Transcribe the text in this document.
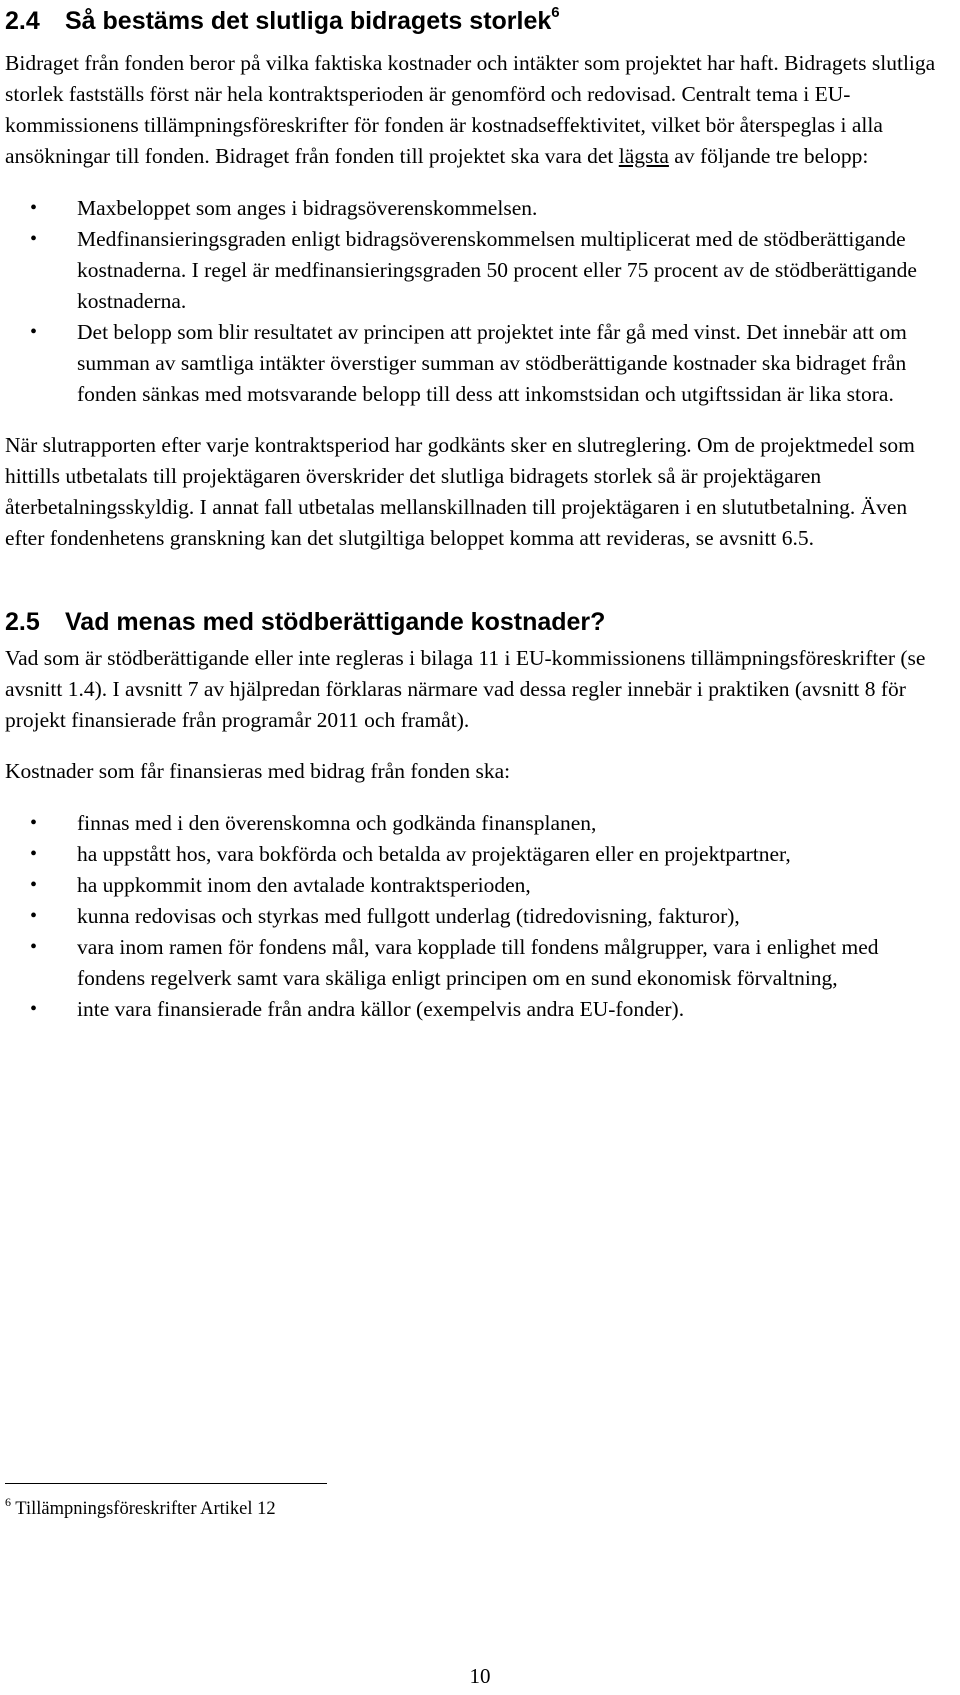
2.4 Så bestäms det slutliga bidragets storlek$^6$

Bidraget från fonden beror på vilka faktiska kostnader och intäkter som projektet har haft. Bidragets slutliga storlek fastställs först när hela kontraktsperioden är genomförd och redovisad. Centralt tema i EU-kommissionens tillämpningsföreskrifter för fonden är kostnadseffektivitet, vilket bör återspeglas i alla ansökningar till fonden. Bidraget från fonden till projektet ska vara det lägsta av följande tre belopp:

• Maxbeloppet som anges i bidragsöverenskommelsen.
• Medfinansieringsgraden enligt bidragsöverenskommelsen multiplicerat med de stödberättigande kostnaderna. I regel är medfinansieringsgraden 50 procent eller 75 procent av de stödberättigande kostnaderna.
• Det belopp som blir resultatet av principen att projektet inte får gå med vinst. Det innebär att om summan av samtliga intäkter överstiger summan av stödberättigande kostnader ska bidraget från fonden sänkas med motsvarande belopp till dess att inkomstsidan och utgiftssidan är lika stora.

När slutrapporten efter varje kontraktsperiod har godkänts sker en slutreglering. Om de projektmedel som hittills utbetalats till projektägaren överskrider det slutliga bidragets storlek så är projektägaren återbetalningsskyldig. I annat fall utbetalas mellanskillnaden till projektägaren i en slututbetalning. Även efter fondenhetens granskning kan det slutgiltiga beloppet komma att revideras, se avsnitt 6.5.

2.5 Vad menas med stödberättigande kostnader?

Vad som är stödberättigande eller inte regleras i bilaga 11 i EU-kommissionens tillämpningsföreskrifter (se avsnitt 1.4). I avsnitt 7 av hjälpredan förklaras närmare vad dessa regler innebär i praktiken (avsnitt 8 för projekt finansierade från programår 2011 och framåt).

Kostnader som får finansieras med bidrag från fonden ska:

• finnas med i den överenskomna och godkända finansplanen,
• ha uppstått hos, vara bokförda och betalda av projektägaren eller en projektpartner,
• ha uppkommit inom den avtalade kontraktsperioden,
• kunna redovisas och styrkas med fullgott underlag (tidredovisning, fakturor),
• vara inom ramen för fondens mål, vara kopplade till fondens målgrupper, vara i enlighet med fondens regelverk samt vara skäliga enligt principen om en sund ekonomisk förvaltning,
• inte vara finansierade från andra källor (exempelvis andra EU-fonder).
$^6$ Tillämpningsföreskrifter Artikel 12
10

» **Instructions to follow**
In the records above, find the lines containing "finansierade" and copy them.

» **Output of the exercise**
Vad som är stödberättigande eller inte regleras i bilaga 11 i EU-kommissionens tillämpningsföreskrifter (se avsnitt 1.4). I avsnitt 7 av hjälpredan förklaras närmare vad dessa regler innebär i praktiken (avsnitt 8 för projekt finansierade från programår 2011 och framåt).
• inte vara finansierade från andra källor (exempelvis andra EU-fonder).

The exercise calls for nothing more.